Optimal substructure:
A problem exhibits optimal substructure if an optimal solution to the problem
contains optimal solutions to the subproblems. That means we can solve
subproblems and build up the solutions to solve larger problems.
Note: Making locally optimal choices does not always work. Hence, Greedy
algorithms will not always give the best solutions.
Characteristics of Greedy approach:
• There is an ordered list of resources(profit, cost, value, etc.)
• Maximum of all the resources(max profit, max value, etc.) are taken.
• For example, in the fractional knapsack problem, the maximum value/weight
is taken first according to available capacity.
Characteristic components of greedy algorithm:
1. The feasible solution: A subset of given inputs that satisfies all specified
constraints of a problem is known as a “feasible solution”.
2. Optimal solution: The feasible solution that achieves the desired extremum
is called an “optimal solution”. In other words, the feasible solution that either
minimizes or maximizes the objective function specified in a problem is
known as an “optimal solution”.
3. Feasibility check: It investigates whether the selected input fulfils all
constraints mentioned in a problem or not. If it fulfils all the constraints then
it is added to a set of feasible solutions; otherwise, it is rejected.
4. Optimality check: It investigates whether a selected input produces either a
minimum or maximum value of the objective function by fulfilling all the
specified constraints. If an element in a solution set produces the desired
extremum, then it is added to a sel of optimal solutions.

173 | P a g e
5. Optimal substructure property: The globally optimal solution to a problem
includes the optimal sub solutions within it.
6. Greedy choice property: The globally optimal solution is assembled by
selecting locally optimal choices. The greedy approach applies some locally
optimal criteria to obtain a partial solution that seems to be the best at that
moment and then find out the solution for the remaining sub-problem.
The local decisions (or choices) must possess three characteristics as mentioned
below:
1. Feasibility: The selected choice must fulfil local constraints.
2. Optimality: The selected choice must be the best at that stage (locally
optimal choice).
3. Irrevocability: The selected choice cannot be changed once it is made.
Applications of Greedy Algorithms:
• Finding an optimal solution (Activity selection, Fractional Knapsack, Job
Sequencing, Huffman Coding).
• Finding close to the optimal solution for NP-Hard problems like TSP.
• Network design: Greedy algorithms can be used to design efficient networks,
such as minimum spanning trees, shortest paths, and maximum flow
networks. These algorithms can be applied to a wide range of network design
problems, such as routing, resource allocation, and capacity planning.

(Problems)
**a.** In two sentences, what does the passage on greedy algorithms say?
**b.** Rewrite the passage on greedy algorithms from "Note: Making locally" up to and including "cost, value, etc.)", swapping "locally optimal choices" for "locally best choices".

(Data extract)
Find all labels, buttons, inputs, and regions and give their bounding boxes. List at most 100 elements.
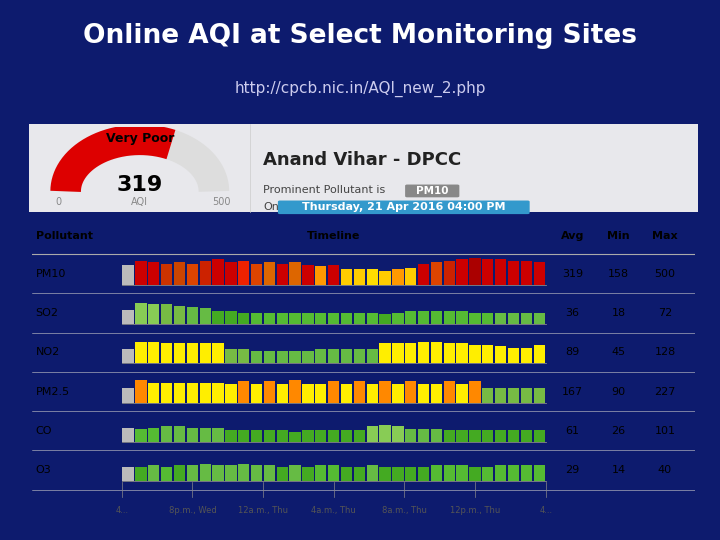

...

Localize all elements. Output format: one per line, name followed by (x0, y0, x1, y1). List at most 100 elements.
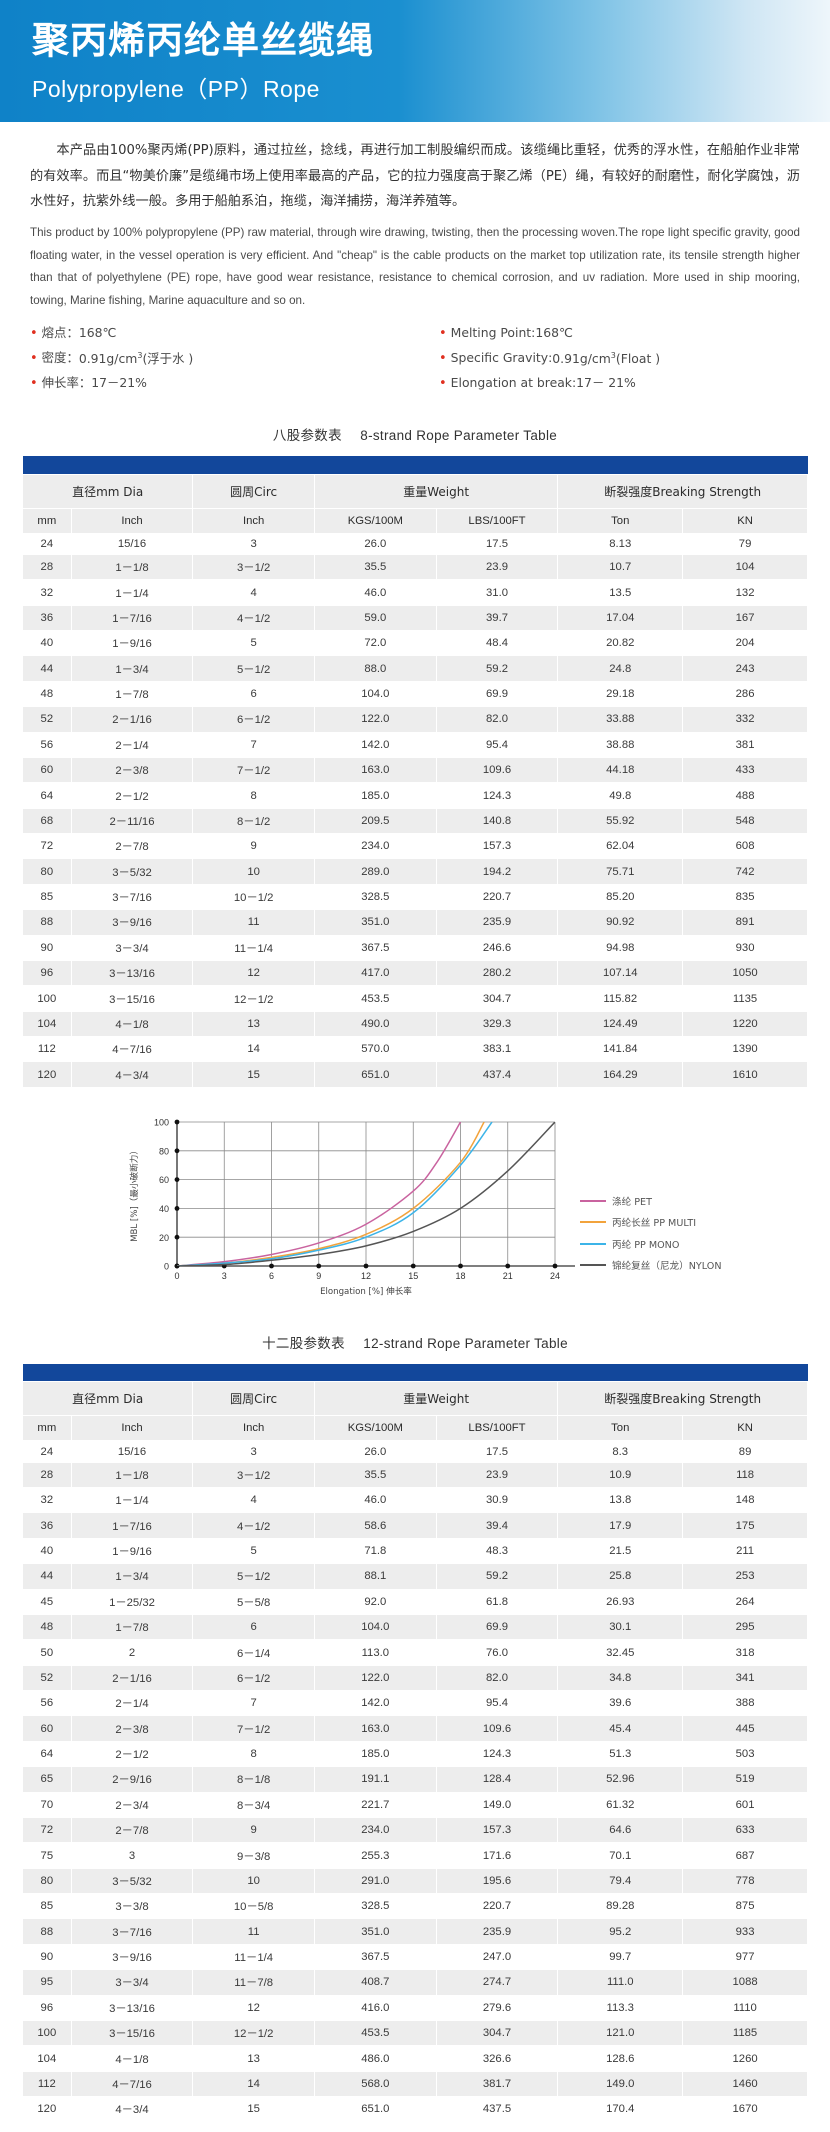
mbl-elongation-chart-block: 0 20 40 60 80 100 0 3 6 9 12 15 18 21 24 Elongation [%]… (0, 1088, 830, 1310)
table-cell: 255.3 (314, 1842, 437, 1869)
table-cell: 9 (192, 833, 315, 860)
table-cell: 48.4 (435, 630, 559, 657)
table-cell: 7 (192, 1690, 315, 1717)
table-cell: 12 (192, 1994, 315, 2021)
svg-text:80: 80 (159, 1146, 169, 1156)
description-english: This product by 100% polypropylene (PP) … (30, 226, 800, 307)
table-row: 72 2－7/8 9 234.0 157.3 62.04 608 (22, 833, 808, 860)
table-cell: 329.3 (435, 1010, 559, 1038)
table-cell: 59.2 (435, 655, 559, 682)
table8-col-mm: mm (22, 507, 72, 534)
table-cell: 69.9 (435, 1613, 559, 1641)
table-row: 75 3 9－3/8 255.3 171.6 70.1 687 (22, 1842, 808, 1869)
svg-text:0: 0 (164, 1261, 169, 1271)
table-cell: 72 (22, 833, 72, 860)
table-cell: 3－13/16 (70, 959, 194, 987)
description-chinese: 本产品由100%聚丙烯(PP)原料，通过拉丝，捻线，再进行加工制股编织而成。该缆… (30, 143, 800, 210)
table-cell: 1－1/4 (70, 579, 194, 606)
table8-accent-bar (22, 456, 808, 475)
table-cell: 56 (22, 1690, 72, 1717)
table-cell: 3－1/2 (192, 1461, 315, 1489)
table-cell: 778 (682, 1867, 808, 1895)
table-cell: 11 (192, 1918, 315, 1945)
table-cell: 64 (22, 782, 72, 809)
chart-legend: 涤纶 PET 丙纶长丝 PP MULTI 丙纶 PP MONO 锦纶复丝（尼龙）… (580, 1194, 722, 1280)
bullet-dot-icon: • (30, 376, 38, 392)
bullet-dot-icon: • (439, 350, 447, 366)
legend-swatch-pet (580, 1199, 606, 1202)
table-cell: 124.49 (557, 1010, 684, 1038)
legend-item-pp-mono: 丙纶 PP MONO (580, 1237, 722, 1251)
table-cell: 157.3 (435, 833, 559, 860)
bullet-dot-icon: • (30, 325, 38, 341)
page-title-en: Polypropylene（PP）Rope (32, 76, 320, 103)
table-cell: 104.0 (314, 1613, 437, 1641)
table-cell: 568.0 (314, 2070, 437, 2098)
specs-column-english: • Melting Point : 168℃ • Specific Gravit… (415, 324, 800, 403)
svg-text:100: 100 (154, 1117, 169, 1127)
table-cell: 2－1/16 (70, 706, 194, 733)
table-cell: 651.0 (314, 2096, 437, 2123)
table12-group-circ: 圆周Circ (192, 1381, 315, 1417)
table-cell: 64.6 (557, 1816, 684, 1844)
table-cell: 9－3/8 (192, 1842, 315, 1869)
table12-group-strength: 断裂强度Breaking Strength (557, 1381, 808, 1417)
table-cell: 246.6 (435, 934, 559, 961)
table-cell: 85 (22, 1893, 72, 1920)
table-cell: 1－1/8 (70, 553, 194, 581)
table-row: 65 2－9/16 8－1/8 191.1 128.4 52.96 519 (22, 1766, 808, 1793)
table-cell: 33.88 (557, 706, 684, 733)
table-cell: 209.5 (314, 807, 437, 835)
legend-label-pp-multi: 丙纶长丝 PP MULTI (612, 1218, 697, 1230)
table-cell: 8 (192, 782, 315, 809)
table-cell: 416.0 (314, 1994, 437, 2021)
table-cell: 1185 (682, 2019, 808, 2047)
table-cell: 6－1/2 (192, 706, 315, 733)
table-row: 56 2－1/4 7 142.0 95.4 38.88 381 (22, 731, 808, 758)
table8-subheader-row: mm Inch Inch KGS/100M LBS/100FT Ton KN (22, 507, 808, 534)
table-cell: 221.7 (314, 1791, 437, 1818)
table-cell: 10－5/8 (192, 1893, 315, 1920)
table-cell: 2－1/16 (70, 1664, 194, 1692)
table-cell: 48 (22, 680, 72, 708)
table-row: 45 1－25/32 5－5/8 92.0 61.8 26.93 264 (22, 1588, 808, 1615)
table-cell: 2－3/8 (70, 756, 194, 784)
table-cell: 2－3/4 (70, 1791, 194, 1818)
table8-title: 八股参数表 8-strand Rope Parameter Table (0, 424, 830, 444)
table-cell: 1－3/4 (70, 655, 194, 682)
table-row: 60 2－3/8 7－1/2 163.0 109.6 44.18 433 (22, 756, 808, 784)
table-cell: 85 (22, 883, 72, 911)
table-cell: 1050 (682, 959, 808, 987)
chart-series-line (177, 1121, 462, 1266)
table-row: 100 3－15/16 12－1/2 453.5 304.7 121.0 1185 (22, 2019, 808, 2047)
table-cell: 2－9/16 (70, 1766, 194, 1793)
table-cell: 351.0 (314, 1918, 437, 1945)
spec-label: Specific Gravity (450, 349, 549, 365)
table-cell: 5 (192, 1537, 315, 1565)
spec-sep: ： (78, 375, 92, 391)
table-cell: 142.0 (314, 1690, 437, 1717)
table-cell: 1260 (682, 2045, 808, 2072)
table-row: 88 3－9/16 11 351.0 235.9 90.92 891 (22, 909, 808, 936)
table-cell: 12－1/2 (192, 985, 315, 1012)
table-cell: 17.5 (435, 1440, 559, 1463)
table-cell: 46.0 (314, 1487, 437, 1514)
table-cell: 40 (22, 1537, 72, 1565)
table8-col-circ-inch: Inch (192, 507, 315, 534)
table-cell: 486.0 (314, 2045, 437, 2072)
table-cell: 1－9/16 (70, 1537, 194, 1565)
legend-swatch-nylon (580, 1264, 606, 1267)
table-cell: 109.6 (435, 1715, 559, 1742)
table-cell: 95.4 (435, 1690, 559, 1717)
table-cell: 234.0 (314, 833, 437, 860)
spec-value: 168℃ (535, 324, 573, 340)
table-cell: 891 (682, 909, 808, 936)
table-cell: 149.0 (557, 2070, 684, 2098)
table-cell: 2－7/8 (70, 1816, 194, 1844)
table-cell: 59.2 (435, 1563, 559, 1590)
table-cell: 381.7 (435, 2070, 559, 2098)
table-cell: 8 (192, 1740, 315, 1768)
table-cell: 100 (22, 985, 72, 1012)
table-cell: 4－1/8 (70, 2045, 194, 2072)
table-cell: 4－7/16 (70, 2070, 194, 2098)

(The solutions)
**a.** Greedy algorithms assemble a solution by making locally optimal choices, each of which must be feasible, the best at its stage, and irrevocable, although such choices do not always give the best solution. They are applied to find optimal solutions in problems such as activity selection, fractional knapsack, job sequencing and Huffman coding, to find close to optimal solutions for NP-hard problems like TSP, and to network design.

**b.**
Note: Making locally best choices does not always work. Hence, Greedy
algorithms will not always give the best solutions.
Characteristics of Greedy approach:
• There is an ordered list of resources(profit, cost, value, etc.)